begin DATA SUPPLIED

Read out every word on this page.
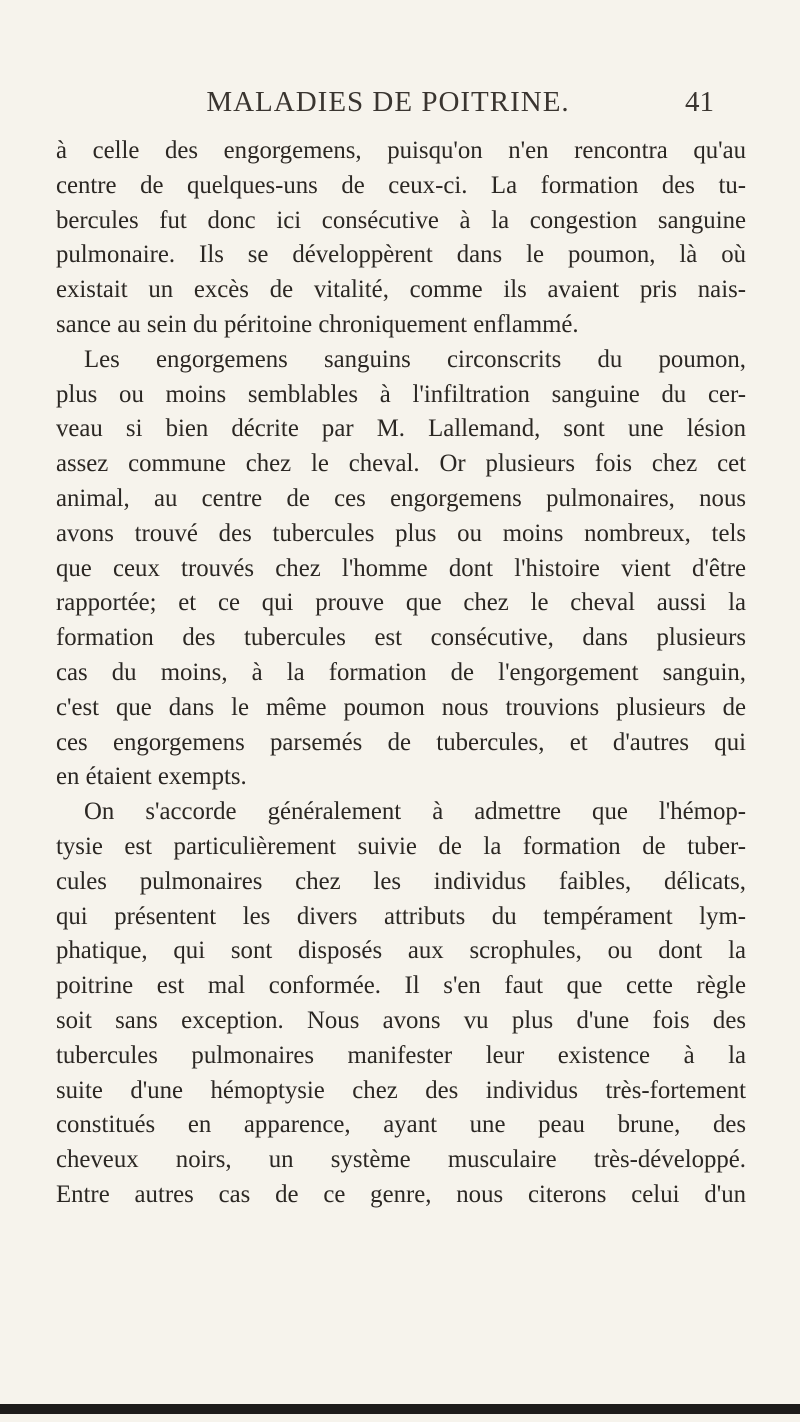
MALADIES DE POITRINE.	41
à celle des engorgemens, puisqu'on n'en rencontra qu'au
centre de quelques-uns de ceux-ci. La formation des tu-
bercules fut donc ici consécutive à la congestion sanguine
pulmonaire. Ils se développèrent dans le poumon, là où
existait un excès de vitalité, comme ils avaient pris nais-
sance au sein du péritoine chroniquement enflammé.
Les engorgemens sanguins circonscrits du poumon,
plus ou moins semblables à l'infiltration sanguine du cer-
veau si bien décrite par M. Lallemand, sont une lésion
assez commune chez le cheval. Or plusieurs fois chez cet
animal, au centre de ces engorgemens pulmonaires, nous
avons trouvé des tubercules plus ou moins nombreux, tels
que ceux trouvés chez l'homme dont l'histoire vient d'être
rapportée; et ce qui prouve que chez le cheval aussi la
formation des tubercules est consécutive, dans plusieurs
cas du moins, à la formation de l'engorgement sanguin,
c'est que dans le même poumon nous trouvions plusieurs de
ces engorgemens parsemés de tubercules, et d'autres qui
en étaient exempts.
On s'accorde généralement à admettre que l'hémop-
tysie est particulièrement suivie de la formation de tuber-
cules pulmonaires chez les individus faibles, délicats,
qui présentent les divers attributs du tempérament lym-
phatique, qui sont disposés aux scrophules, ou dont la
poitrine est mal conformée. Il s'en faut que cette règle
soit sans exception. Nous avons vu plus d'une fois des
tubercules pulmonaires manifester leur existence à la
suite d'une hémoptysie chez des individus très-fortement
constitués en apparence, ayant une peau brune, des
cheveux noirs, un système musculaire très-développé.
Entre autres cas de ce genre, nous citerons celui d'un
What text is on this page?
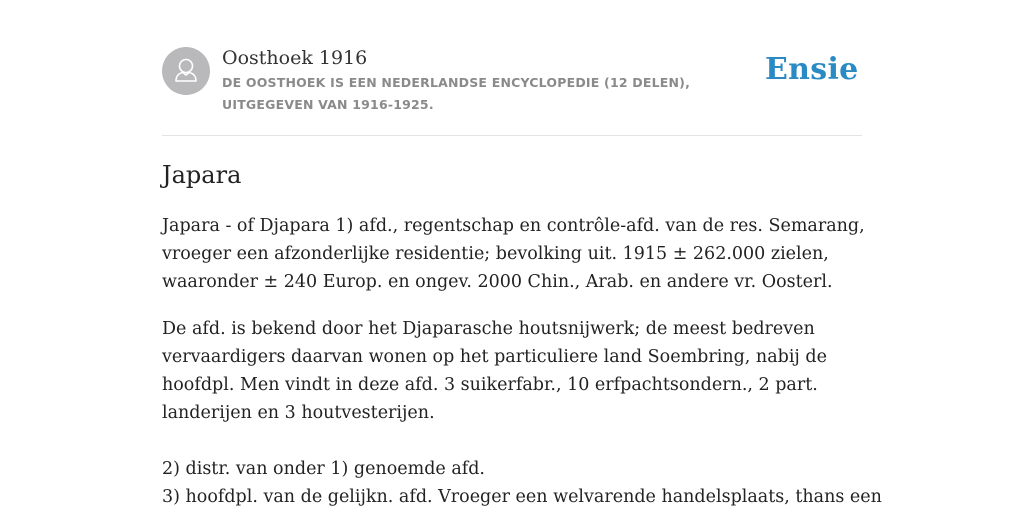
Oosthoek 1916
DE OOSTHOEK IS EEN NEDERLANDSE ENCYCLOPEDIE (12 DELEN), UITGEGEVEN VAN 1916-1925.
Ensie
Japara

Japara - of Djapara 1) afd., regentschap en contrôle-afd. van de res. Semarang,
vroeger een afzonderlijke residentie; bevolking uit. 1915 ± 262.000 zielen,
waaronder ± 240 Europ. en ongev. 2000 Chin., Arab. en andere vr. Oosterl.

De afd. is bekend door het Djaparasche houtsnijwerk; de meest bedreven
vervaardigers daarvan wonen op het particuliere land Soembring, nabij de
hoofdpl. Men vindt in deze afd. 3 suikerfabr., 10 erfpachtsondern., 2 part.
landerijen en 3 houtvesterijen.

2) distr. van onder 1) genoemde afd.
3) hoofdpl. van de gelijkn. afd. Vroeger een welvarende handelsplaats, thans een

end DATA SUPPLIED

TASK DETAILS:
Omit the pictures and retype exactly the lines from the one with "What text is on this page?" through the final line, both ends included.

FULL SOLUTION:
What text is on this page?
Oosthoek 1916
DE OOSTHOEK IS EEN NEDERLANDSE ENCYCLOPEDIE (12 DELEN), UITGEGEVEN VAN 1916-1925.
Ensie
Japara

Japara - of Djapara 1) afd., regentschap en contrôle-afd. van de res. Semarang,
vroeger een afzonderlijke residentie; bevolking uit. 1915 ± 262.000 zielen,
waaronder ± 240 Europ. en ongev. 2000 Chin., Arab. en andere vr. Oosterl.

De afd. is bekend door het Djaparasche houtsnijwerk; de meest bedreven
vervaardigers daarvan wonen op het particuliere land Soembring, nabij de
hoofdpl. Men vindt in deze afd. 3 suikerfabr., 10 erfpachtsondern., 2 part.
landerijen en 3 houtvesterijen.

2) distr. van onder 1) genoemde afd.
3) hoofdpl. van de gelijkn. afd. Vroeger een welvarende handelsplaats, thans een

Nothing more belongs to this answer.